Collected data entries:
☆ ☆ ☆ ☆

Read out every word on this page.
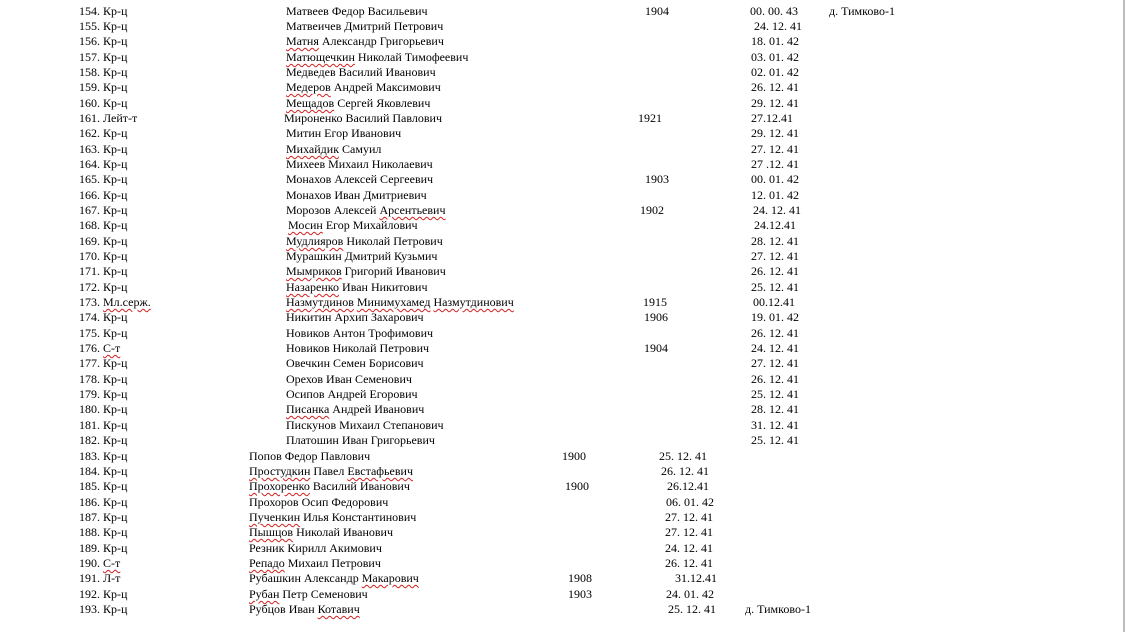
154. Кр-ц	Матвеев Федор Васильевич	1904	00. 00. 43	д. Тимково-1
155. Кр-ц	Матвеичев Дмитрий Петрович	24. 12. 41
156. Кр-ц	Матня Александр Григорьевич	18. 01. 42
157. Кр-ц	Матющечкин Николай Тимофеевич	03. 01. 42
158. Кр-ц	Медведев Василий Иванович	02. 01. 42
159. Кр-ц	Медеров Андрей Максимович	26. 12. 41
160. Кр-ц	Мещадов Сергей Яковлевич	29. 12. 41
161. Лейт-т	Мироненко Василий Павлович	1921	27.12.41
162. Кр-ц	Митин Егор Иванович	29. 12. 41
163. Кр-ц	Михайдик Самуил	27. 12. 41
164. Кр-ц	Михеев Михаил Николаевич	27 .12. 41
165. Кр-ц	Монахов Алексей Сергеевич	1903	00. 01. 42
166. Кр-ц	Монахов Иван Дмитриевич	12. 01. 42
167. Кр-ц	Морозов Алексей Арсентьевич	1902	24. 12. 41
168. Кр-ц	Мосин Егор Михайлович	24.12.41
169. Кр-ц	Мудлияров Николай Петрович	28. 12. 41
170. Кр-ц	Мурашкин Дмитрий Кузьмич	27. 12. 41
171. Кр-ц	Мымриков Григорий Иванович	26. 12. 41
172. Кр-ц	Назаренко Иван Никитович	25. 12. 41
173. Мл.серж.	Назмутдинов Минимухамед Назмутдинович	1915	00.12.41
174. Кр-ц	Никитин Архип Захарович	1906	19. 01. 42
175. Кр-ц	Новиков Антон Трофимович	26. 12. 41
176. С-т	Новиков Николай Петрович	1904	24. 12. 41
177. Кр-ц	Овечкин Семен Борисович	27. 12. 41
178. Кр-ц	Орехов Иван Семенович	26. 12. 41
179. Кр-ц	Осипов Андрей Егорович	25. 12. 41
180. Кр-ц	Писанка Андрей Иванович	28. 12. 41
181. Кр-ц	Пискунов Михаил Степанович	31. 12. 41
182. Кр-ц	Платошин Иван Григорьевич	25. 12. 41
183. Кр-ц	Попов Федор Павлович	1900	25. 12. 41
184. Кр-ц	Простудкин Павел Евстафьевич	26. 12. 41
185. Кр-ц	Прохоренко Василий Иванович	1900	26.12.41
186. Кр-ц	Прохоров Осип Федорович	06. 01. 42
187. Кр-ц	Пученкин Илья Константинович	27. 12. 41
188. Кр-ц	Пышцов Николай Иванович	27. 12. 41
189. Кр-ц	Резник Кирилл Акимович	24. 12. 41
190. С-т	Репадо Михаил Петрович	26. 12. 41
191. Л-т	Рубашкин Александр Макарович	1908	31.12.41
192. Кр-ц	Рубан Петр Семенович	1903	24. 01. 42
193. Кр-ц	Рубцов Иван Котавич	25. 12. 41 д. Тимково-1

☆ ☆ ☆ ☆

=== Written problem ===
In the records above, find each line holding "Иванович" and copy it.

=== Task answer ===
158. Кр-ц	Медведев Василий Иванович	02. 01. 42
162. Кр-ц	Митин Егор Иванович	29. 12. 41
171. Кр-ц	Мымриков Григорий Иванович	26. 12. 41
180. Кр-ц	Писанка Андрей Иванович	28. 12. 41
185. Кр-ц	Прохоренко Василий Иванович	1900	26.12.41
188. Кр-ц	Пышцов Николай Иванович	27. 12. 41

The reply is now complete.